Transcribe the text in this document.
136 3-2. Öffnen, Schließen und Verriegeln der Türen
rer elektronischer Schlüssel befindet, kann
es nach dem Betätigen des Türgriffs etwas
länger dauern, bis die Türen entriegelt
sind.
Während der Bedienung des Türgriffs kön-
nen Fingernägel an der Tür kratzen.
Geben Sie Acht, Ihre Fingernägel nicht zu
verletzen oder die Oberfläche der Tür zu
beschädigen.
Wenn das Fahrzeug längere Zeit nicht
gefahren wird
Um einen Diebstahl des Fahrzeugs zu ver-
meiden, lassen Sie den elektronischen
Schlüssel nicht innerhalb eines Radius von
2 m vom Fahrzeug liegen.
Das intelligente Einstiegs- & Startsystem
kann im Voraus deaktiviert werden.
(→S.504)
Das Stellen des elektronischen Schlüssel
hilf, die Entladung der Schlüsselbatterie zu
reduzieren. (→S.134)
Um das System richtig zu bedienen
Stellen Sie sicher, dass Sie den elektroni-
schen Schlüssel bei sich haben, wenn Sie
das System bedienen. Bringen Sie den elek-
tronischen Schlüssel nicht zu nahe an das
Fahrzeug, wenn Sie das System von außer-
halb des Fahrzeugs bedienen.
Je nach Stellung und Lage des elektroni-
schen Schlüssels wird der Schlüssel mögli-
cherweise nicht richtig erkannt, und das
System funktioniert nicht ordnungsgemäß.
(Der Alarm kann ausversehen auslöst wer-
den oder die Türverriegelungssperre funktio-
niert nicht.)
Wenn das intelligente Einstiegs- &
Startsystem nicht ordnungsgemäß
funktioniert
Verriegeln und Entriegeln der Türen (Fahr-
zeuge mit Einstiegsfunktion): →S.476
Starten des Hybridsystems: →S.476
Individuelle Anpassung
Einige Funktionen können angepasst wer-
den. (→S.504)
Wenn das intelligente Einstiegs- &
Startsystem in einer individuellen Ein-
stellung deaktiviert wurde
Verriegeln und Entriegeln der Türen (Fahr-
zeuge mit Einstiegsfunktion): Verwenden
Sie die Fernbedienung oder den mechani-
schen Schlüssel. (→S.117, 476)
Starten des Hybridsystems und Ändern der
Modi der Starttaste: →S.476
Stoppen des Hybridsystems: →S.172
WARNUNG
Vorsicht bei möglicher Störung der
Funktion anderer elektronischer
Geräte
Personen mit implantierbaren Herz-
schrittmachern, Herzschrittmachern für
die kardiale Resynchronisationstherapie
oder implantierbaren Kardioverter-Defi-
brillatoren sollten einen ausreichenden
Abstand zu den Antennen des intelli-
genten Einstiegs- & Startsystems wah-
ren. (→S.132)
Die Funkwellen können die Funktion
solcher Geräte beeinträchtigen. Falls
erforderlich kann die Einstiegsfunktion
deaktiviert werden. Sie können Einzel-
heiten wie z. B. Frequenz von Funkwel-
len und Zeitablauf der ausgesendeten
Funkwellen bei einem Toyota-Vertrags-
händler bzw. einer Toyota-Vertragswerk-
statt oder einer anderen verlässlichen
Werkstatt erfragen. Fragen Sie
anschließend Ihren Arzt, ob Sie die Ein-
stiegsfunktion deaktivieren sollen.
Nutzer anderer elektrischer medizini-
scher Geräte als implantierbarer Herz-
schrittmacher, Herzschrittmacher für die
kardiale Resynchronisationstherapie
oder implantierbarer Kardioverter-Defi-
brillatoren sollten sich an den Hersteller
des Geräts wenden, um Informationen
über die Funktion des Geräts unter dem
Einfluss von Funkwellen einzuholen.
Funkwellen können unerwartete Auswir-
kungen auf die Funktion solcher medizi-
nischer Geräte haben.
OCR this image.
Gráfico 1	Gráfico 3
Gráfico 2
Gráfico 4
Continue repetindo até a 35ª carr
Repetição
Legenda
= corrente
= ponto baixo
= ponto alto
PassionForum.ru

Objective » The entries above must be returned exactly.

Response below »
Transcribe the text in this document.
136 3-2. Öffnen, Schließen und Verriegeln der Türen
rer elektronischer Schlüssel befindet, kann
es nach dem Betätigen des Türgriffs etwas
länger dauern, bis die Türen entriegelt
sind.
Während der Bedienung des Türgriffs kön-
nen Fingernägel an der Tür kratzen.
Geben Sie Acht, Ihre Fingernägel nicht zu
verletzen oder die Oberfläche der Tür zu
beschädigen.
Wenn das Fahrzeug längere Zeit nicht
gefahren wird
Um einen Diebstahl des Fahrzeugs zu ver-
meiden, lassen Sie den elektronischen
Schlüssel nicht innerhalb eines Radius von
2 m vom Fahrzeug liegen.
Das intelligente Einstiegs- & Startsystem
kann im Voraus deaktiviert werden.
(→S.504)
Das Stellen des elektronischen Schlüssel
hilf, die Entladung der Schlüsselbatterie zu
reduzieren. (→S.134)
Um das System richtig zu bedienen
Stellen Sie sicher, dass Sie den elektroni-
schen Schlüssel bei sich haben, wenn Sie
das System bedienen. Bringen Sie den elek-
tronischen Schlüssel nicht zu nahe an das
Fahrzeug, wenn Sie das System von außer-
halb des Fahrzeugs bedienen.
Je nach Stellung und Lage des elektroni-
schen Schlüssels wird der Schlüssel mögli-
cherweise nicht richtig erkannt, und das
System funktioniert nicht ordnungsgemäß.
(Der Alarm kann ausversehen auslöst wer-
den oder die Türverriegelungssperre funktio-
niert nicht.)
Wenn das intelligente Einstiegs- &
Startsystem nicht ordnungsgemäß
funktioniert
Verriegeln und Entriegeln der Türen (Fahr-
zeuge mit Einstiegsfunktion): →S.476
Starten des Hybridsystems: →S.476
Individuelle Anpassung
Einige Funktionen können angepasst wer-
den. (→S.504)
Wenn das intelligente Einstiegs- &
Startsystem in einer individuellen Ein-
stellung deaktiviert wurde
Verriegeln und Entriegeln der Türen (Fahr-
zeuge mit Einstiegsfunktion): Verwenden
Sie die Fernbedienung oder den mechani-
schen Schlüssel. (→S.117, 476)
Starten des Hybridsystems und Ändern der
Modi der Starttaste: →S.476
Stoppen des Hybridsystems: →S.172
WARNUNG
Vorsicht bei möglicher Störung der
Funktion anderer elektronischer
Geräte
Personen mit implantierbaren Herz-
schrittmachern, Herzschrittmachern für
die kardiale Resynchronisationstherapie
oder implantierbaren Kardioverter-Defi-
brillatoren sollten einen ausreichenden
Abstand zu den Antennen des intelli-
genten Einstiegs- & Startsystems wah-
ren. (→S.132)
Die Funkwellen können die Funktion
solcher Geräte beeinträchtigen. Falls
erforderlich kann die Einstiegsfunktion
deaktiviert werden. Sie können Einzel-
heiten wie z. B. Frequenz von Funkwel-
len und Zeitablauf der ausgesendeten
Funkwellen bei einem Toyota-Vertrags-
händler bzw. einer Toyota-Vertragswerk-
statt oder einer anderen verlässlichen
Werkstatt erfragen. Fragen Sie
anschließend Ihren Arzt, ob Sie die Ein-
stiegsfunktion deaktivieren sollen.
Nutzer anderer elektrischer medizini-
scher Geräte als implantierbarer Herz-
schrittmacher, Herzschrittmacher für die
kardiale Resynchronisationstherapie
oder implantierbarer Kardioverter-Defi-
brillatoren sollten sich an den Hersteller
des Geräts wenden, um Informationen
über die Funktion des Geräts unter dem
Einfluss von Funkwellen einzuholen.
Funkwellen können unerwartete Auswir-
kungen auf die Funktion solcher medizi-
nischer Geräte haben.
OCR this image.
Gráfico 1	Gráfico 3
Gráfico 2
Gráfico 4
Continue repetindo até a 35ª carr
Repetição
Legenda
= corrente
= ponto baixo
= ponto alto
PassionForum.ru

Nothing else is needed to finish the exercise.